* **Problem requirements**
Transcribe each line of the material as it is, and drop any picture.

* **Records that describe figures**

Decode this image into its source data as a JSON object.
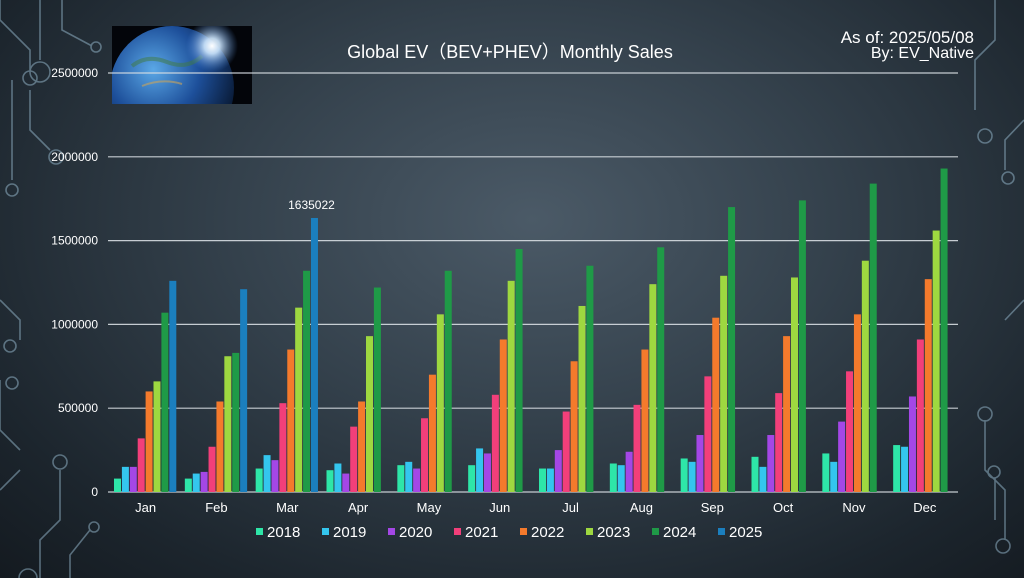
{
  "header": {
    "title": "Global EV（BEV+PHEV）Monthly Sales",
    "as_of": "As of: 2025/05/08",
    "by": "By: EV_Native"
  },
  "colors": {
    "2018": "#2ee6a8",
    "2019": "#34c6ee",
    "2020": "#a447e6",
    "2021": "#f23f7a",
    "2022": "#f47a2c",
    "2023": "#9ed840",
    "2024": "#1f9a47",
    "2025": "#1b7fbe"
  },
  "chart_data": {
    "type": "bar",
    "title": "Global EV（BEV+PHEV）Monthly Sales",
    "xlabel": "",
    "ylabel": "",
    "ylim": [
      0,
      2500000
    ],
    "yticks": [
      0,
      500000,
      1000000,
      1500000,
      2000000,
      2500000
    ],
    "ytick_labels": [
      "0",
      "500000",
      "1000000",
      "1500000",
      "2000000",
      "2500000"
    ],
    "grid": true,
    "legend_position": "bottom",
    "categories": [
      "Jan",
      "Feb",
      "Mar",
      "Apr",
      "May",
      "Jun",
      "Jul",
      "Aug",
      "Sep",
      "Oct",
      "Nov",
      "Dec"
    ],
    "series": [
      {
        "name": "2018",
        "values": [
          80000,
          80000,
          140000,
          130000,
          160000,
          160000,
          140000,
          170000,
          200000,
          210000,
          230000,
          280000
        ]
      },
      {
        "name": "2019",
        "values": [
          150000,
          110000,
          220000,
          170000,
          180000,
          260000,
          140000,
          160000,
          180000,
          150000,
          180000,
          270000
        ]
      },
      {
        "name": "2020",
        "values": [
          150000,
          120000,
          190000,
          110000,
          140000,
          230000,
          250000,
          240000,
          340000,
          340000,
          420000,
          570000
        ]
      },
      {
        "name": "2021",
        "values": [
          320000,
          270000,
          530000,
          390000,
          440000,
          580000,
          480000,
          520000,
          690000,
          590000,
          720000,
          910000
        ]
      },
      {
        "name": "2022",
        "values": [
          600000,
          540000,
          850000,
          540000,
          700000,
          910000,
          780000,
          850000,
          1040000,
          930000,
          1060000,
          1270000
        ]
      },
      {
        "name": "2023",
        "values": [
          660000,
          810000,
          1100000,
          930000,
          1060000,
          1260000,
          1110000,
          1240000,
          1290000,
          1280000,
          1380000,
          1560000
        ]
      },
      {
        "name": "2024",
        "values": [
          1070000,
          830000,
          1320000,
          1220000,
          1320000,
          1450000,
          1350000,
          1460000,
          1700000,
          1740000,
          1840000,
          1930000
        ]
      },
      {
        "name": "2025",
        "values": [
          1260000,
          1210000,
          1635022,
          null,
          null,
          null,
          null,
          null,
          null,
          null,
          null,
          null
        ]
      }
    ],
    "annotations": [
      {
        "category": "Mar",
        "series": "2025",
        "text": "1635022"
      }
    ]
  }
}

* **Finished answer**
Decode this image into its source data as a JSON object.
{
  "header": {
    "title": "Global EV（BEV+PHEV）Monthly Sales",
    "as_of": "As of: 2025/05/08",
    "by": "By: EV_Native"
  },
  "colors": {
    "2018": "#2ee6a8",
    "2019": "#34c6ee",
    "2020": "#a447e6",
    "2021": "#f23f7a",
    "2022": "#f47a2c",
    "2023": "#9ed840",
    "2024": "#1f9a47",
    "2025": "#1b7fbe"
  },
  "chart_data": {
    "type": "bar",
    "title": "Global EV（BEV+PHEV）Monthly Sales",
    "xlabel": "",
    "ylabel": "",
    "ylim": [
      0,
      2500000
    ],
    "yticks": [
      0,
      500000,
      1000000,
      1500000,
      2000000,
      2500000
    ],
    "ytick_labels": [
      "0",
      "500000",
      "1000000",
      "1500000",
      "2000000",
      "2500000"
    ],
    "grid": true,
    "legend_position": "bottom",
    "categories": [
      "Jan",
      "Feb",
      "Mar",
      "Apr",
      "May",
      "Jun",
      "Jul",
      "Aug",
      "Sep",
      "Oct",
      "Nov",
      "Dec"
    ],
    "series": [
      {
        "name": "2018",
        "values": [
          80000,
          80000,
          140000,
          130000,
          160000,
          160000,
          140000,
          170000,
          200000,
          210000,
          230000,
          280000
        ]
      },
      {
        "name": "2019",
        "values": [
          150000,
          110000,
          220000,
          170000,
          180000,
          260000,
          140000,
          160000,
          180000,
          150000,
          180000,
          270000
        ]
      },
      {
        "name": "2020",
        "values": [
          150000,
          120000,
          190000,
          110000,
          140000,
          230000,
          250000,
          240000,
          340000,
          340000,
          420000,
          570000
        ]
      },
      {
        "name": "2021",
        "values": [
          320000,
          270000,
          530000,
          390000,
          440000,
          580000,
          480000,
          520000,
          690000,
          590000,
          720000,
          910000
        ]
      },
      {
        "name": "2022",
        "values": [
          600000,
          540000,
          850000,
          540000,
          700000,
          910000,
          780000,
          850000,
          1040000,
          930000,
          1060000,
          1270000
        ]
      },
      {
        "name": "2023",
        "values": [
          660000,
          810000,
          1100000,
          930000,
          1060000,
          1260000,
          1110000,
          1240000,
          1290000,
          1280000,
          1380000,
          1560000
        ]
      },
      {
        "name": "2024",
        "values": [
          1070000,
          830000,
          1320000,
          1220000,
          1320000,
          1450000,
          1350000,
          1460000,
          1700000,
          1740000,
          1840000,
          1930000
        ]
      },
      {
        "name": "2025",
        "values": [
          1260000,
          1210000,
          1635022,
          null,
          null,
          null,
          null,
          null,
          null,
          null,
          null,
          null
        ]
      }
    ],
    "annotations": [
      {
        "category": "Mar",
        "series": "2025",
        "text": "1635022"
      }
    ]
  }
}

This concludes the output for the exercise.